CHALLENGE
In the records that follow, locate every line with "icon" and extract it.

EXERCISE INPUTS

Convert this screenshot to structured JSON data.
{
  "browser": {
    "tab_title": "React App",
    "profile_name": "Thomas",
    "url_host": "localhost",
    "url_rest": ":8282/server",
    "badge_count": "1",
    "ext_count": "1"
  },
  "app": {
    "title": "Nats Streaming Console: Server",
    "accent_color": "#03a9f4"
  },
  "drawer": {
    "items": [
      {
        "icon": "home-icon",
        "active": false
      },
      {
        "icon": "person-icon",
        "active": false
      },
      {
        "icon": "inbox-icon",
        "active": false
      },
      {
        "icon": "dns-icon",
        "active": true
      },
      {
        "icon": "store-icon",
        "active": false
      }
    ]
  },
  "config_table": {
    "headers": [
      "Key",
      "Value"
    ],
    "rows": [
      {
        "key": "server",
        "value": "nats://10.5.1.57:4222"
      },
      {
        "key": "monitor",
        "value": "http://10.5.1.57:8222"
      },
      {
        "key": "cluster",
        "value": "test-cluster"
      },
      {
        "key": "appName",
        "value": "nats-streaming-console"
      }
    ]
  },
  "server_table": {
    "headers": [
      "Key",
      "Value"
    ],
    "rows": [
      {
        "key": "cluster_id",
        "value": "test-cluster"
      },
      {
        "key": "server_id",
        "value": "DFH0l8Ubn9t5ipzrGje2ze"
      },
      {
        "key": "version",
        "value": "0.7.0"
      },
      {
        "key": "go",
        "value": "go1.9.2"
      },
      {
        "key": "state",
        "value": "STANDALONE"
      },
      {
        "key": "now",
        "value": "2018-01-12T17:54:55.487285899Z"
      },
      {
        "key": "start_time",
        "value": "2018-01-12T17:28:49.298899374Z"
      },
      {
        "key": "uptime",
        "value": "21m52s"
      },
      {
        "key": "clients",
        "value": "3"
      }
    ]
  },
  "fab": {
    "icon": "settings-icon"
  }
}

FULL OUTPUT
        "icon": "home-icon",
        "icon": "person-icon",
        "icon": "inbox-icon",
        "icon": "dns-icon",
        "icon": "store-icon",
    "icon": "settings-icon"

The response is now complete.